• WHAT THE TASK REQUIRES
Repeat the listing exactly as given, omitting every image.

--- START OF RECORDS FOR THIS TASK ---

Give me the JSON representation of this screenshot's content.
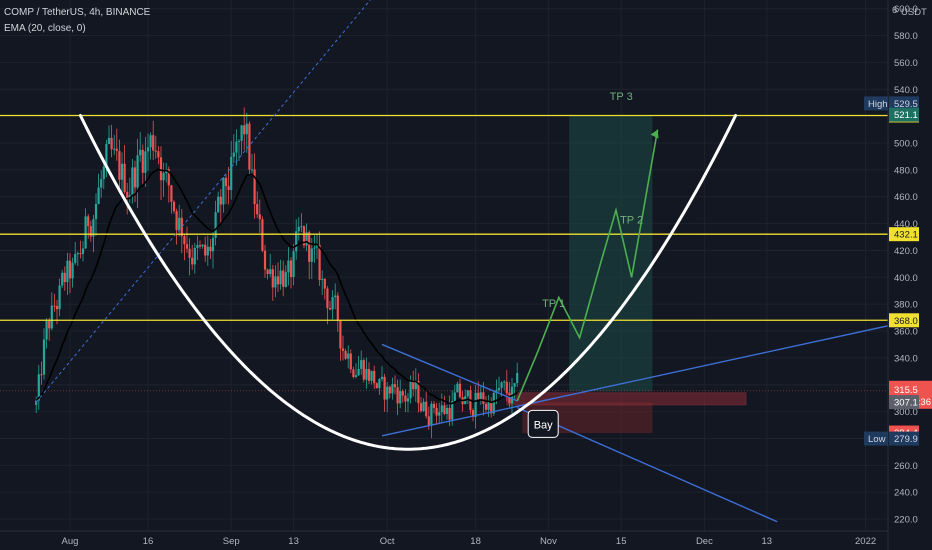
{
  "header": {
    "symbol_line": "COMP / TetherUS, 4h, BINANCE",
    "indicator_line": "EMA (20, close, 0)"
  },
  "axis": {
    "currency": "USDT",
    "high_label": "High",
    "low_label": "Low",
    "top_cut_label": "620.0"
  },
  "colors": {
    "background": "#131722",
    "bull": "#26a69a",
    "bear": "#ef5350",
    "level": "#f0e130",
    "trend": "#3d6fd6",
    "cup": "#ffffff",
    "ema": "#000000",
    "path": "#4caf50",
    "target_zone": "#1e4a45",
    "stop_zone": "#5a2228"
  },
  "chart_data": {
    "type": "candlestick",
    "title": "COMP / TetherUS, 4h, BINANCE",
    "indicator": "EMA (20, close, 0)",
    "ylim": [
      214,
      625
    ],
    "y_ticks": [
      600,
      580,
      560,
      540,
      520,
      500,
      480,
      460,
      440,
      420,
      400,
      380,
      360,
      340,
      320,
      300,
      280,
      260,
      240,
      220
    ],
    "x_ticks": [
      {
        "label": "Aug",
        "day": 0
      },
      {
        "label": "16",
        "day": 15
      },
      {
        "label": "Sep",
        "day": 31
      },
      {
        "label": "13",
        "day": 43
      },
      {
        "label": "Oct",
        "day": 61
      },
      {
        "label": "18",
        "day": 78
      },
      {
        "label": "Nov",
        "day": 92
      },
      {
        "label": "15",
        "day": 106
      },
      {
        "label": "Dec",
        "day": 122
      },
      {
        "label": "13",
        "day": 134
      },
      {
        "label": "2022",
        "day": 153
      }
    ],
    "price_path": [
      [
        -6.5,
        305
      ],
      [
        -5,
        360
      ],
      [
        -3,
        380
      ],
      [
        -1,
        400
      ],
      [
        1,
        405
      ],
      [
        3,
        440
      ],
      [
        5,
        465
      ],
      [
        7,
        485
      ],
      [
        9,
        475
      ],
      [
        11,
        470
      ],
      [
        13,
        490
      ],
      [
        15,
        500
      ],
      [
        16.5,
        505
      ],
      [
        18,
        470
      ],
      [
        20,
        450
      ],
      [
        22,
        430
      ],
      [
        24,
        415
      ],
      [
        26,
        410
      ],
      [
        28,
        440
      ],
      [
        30,
        470
      ],
      [
        32,
        490
      ],
      [
        33.5,
        515
      ],
      [
        34.5,
        470
      ],
      [
        36,
        430
      ],
      [
        38,
        400
      ],
      [
        40,
        410
      ],
      [
        42,
        395
      ],
      [
        44,
        430
      ],
      [
        46,
        420
      ],
      [
        48,
        395
      ],
      [
        50,
        380
      ],
      [
        52,
        350
      ],
      [
        54,
        340
      ],
      [
        56,
        335
      ],
      [
        58,
        325
      ],
      [
        60,
        310
      ],
      [
        62,
        320
      ],
      [
        64,
        310
      ],
      [
        66,
        315
      ],
      [
        68,
        300
      ],
      [
        70,
        305
      ],
      [
        72,
        300
      ],
      [
        74,
        310
      ],
      [
        76,
        305
      ],
      [
        78,
        310
      ],
      [
        80,
        305
      ],
      [
        82,
        315
      ],
      [
        84,
        310
      ],
      [
        86,
        315
      ]
    ],
    "levels": [
      {
        "value": 520.5,
        "label": "520.5"
      },
      {
        "value": 432.1,
        "label": "432.1"
      },
      {
        "value": 368.0,
        "label": "368.0"
      }
    ],
    "price_tags": [
      {
        "value": 529.5,
        "label": "529.5",
        "kind": "high"
      },
      {
        "value": 521.1,
        "label": "521.1",
        "kind": "green"
      },
      {
        "value": 315.5,
        "label": "315.5",
        "kind": "last",
        "countdown": "01:48:36"
      },
      {
        "value": 307.1,
        "label": "307.1",
        "kind": "gray"
      },
      {
        "value": 284.4,
        "label": "284.4",
        "kind": "red"
      },
      {
        "value": 279.9,
        "label": "279.9",
        "kind": "low"
      }
    ],
    "annotations": [
      {
        "text": "TP 3",
        "day": 106,
        "value": 532
      },
      {
        "text": "TP 2",
        "day": 108,
        "value": 440
      },
      {
        "text": "TP 1",
        "day": 93,
        "value": 378
      },
      {
        "text": "Bay",
        "day": 91,
        "value": 292
      }
    ],
    "cup": {
      "vertex_day": 65,
      "vertex_value": 272,
      "right_day": 128,
      "right_value": 520.5
    },
    "projection_path": [
      [
        86,
        308
      ],
      [
        90,
        345
      ],
      [
        94,
        385
      ],
      [
        98,
        355
      ],
      [
        102,
        410
      ],
      [
        105,
        450
      ],
      [
        108,
        400
      ],
      [
        113,
        510
      ]
    ],
    "trendlines": [
      {
        "from": [
          -6.5,
          307
        ],
        "to": [
          63,
          631
        ]
      },
      {
        "from": [
          60,
          350
        ],
        "to": [
          86,
          308
        ]
      },
      {
        "from": [
          60,
          282
        ],
        "to": [
          161,
          367
        ]
      },
      {
        "from": [
          86,
          303
        ],
        "to": [
          136,
          218
        ]
      }
    ],
    "target_zone": {
      "day_from": 96,
      "day_to": 112,
      "value_from": 315,
      "value_to": 520.5
    },
    "stop_zone": {
      "day_from": 87,
      "day_to": 112,
      "value_from": 284,
      "value_to": 307
    },
    "entry_box": {
      "day_from": 84,
      "day_to": 130,
      "value_from": 305,
      "value_to": 314
    }
  }
}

--- END OF RECORDS FOR THIS TASK ---

• PROBLEM SOLUTION
Give me the JSON representation of this screenshot's content.
{
  "header": {
    "symbol_line": "COMP / TetherUS, 4h, BINANCE",
    "indicator_line": "EMA (20, close, 0)"
  },
  "axis": {
    "currency": "USDT",
    "high_label": "High",
    "low_label": "Low",
    "top_cut_label": "620.0"
  },
  "colors": {
    "background": "#131722",
    "bull": "#26a69a",
    "bear": "#ef5350",
    "level": "#f0e130",
    "trend": "#3d6fd6",
    "cup": "#ffffff",
    "ema": "#000000",
    "path": "#4caf50",
    "target_zone": "#1e4a45",
    "stop_zone": "#5a2228"
  },
  "chart_data": {
    "type": "candlestick",
    "title": "COMP / TetherUS, 4h, BINANCE",
    "indicator": "EMA (20, close, 0)",
    "ylim": [
      214,
      625
    ],
    "y_ticks": [
      600,
      580,
      560,
      540,
      520,
      500,
      480,
      460,
      440,
      420,
      400,
      380,
      360,
      340,
      320,
      300,
      280,
      260,
      240,
      220
    ],
    "x_ticks": [
      {
        "label": "Aug",
        "day": 0
      },
      {
        "label": "16",
        "day": 15
      },
      {
        "label": "Sep",
        "day": 31
      },
      {
        "label": "13",
        "day": 43
      },
      {
        "label": "Oct",
        "day": 61
      },
      {
        "label": "18",
        "day": 78
      },
      {
        "label": "Nov",
        "day": 92
      },
      {
        "label": "15",
        "day": 106
      },
      {
        "label": "Dec",
        "day": 122
      },
      {
        "label": "13",
        "day": 134
      },
      {
        "label": "2022",
        "day": 153
      }
    ],
    "price_path": [
      [
        -6.5,
        305
      ],
      [
        -5,
        360
      ],
      [
        -3,
        380
      ],
      [
        -1,
        400
      ],
      [
        1,
        405
      ],
      [
        3,
        440
      ],
      [
        5,
        465
      ],
      [
        7,
        485
      ],
      [
        9,
        475
      ],
      [
        11,
        470
      ],
      [
        13,
        490
      ],
      [
        15,
        500
      ],
      [
        16.5,
        505
      ],
      [
        18,
        470
      ],
      [
        20,
        450
      ],
      [
        22,
        430
      ],
      [
        24,
        415
      ],
      [
        26,
        410
      ],
      [
        28,
        440
      ],
      [
        30,
        470
      ],
      [
        32,
        490
      ],
      [
        33.5,
        515
      ],
      [
        34.5,
        470
      ],
      [
        36,
        430
      ],
      [
        38,
        400
      ],
      [
        40,
        410
      ],
      [
        42,
        395
      ],
      [
        44,
        430
      ],
      [
        46,
        420
      ],
      [
        48,
        395
      ],
      [
        50,
        380
      ],
      [
        52,
        350
      ],
      [
        54,
        340
      ],
      [
        56,
        335
      ],
      [
        58,
        325
      ],
      [
        60,
        310
      ],
      [
        62,
        320
      ],
      [
        64,
        310
      ],
      [
        66,
        315
      ],
      [
        68,
        300
      ],
      [
        70,
        305
      ],
      [
        72,
        300
      ],
      [
        74,
        310
      ],
      [
        76,
        305
      ],
      [
        78,
        310
      ],
      [
        80,
        305
      ],
      [
        82,
        315
      ],
      [
        84,
        310
      ],
      [
        86,
        315
      ]
    ],
    "levels": [
      {
        "value": 520.5,
        "label": "520.5"
      },
      {
        "value": 432.1,
        "label": "432.1"
      },
      {
        "value": 368.0,
        "label": "368.0"
      }
    ],
    "price_tags": [
      {
        "value": 529.5,
        "label": "529.5",
        "kind": "high"
      },
      {
        "value": 521.1,
        "label": "521.1",
        "kind": "green"
      },
      {
        "value": 315.5,
        "label": "315.5",
        "kind": "last",
        "countdown": "01:48:36"
      },
      {
        "value": 307.1,
        "label": "307.1",
        "kind": "gray"
      },
      {
        "value": 284.4,
        "label": "284.4",
        "kind": "red"
      },
      {
        "value": 279.9,
        "label": "279.9",
        "kind": "low"
      }
    ],
    "annotations": [
      {
        "text": "TP 3",
        "day": 106,
        "value": 532
      },
      {
        "text": "TP 2",
        "day": 108,
        "value": 440
      },
      {
        "text": "TP 1",
        "day": 93,
        "value": 378
      },
      {
        "text": "Bay",
        "day": 91,
        "value": 292
      }
    ],
    "cup": {
      "vertex_day": 65,
      "vertex_value": 272,
      "right_day": 128,
      "right_value": 520.5
    },
    "projection_path": [
      [
        86,
        308
      ],
      [
        90,
        345
      ],
      [
        94,
        385
      ],
      [
        98,
        355
      ],
      [
        102,
        410
      ],
      [
        105,
        450
      ],
      [
        108,
        400
      ],
      [
        113,
        510
      ]
    ],
    "trendlines": [
      {
        "from": [
          -6.5,
          307
        ],
        "to": [
          63,
          631
        ]
      },
      {
        "from": [
          60,
          350
        ],
        "to": [
          86,
          308
        ]
      },
      {
        "from": [
          60,
          282
        ],
        "to": [
          161,
          367
        ]
      },
      {
        "from": [
          86,
          303
        ],
        "to": [
          136,
          218
        ]
      }
    ],
    "target_zone": {
      "day_from": 96,
      "day_to": 112,
      "value_from": 315,
      "value_to": 520.5
    },
    "stop_zone": {
      "day_from": 87,
      "day_to": 112,
      "value_from": 284,
      "value_to": 307
    },
    "entry_box": {
      "day_from": 84,
      "day_to": 130,
      "value_from": 305,
      "value_to": 314
    }
  }
}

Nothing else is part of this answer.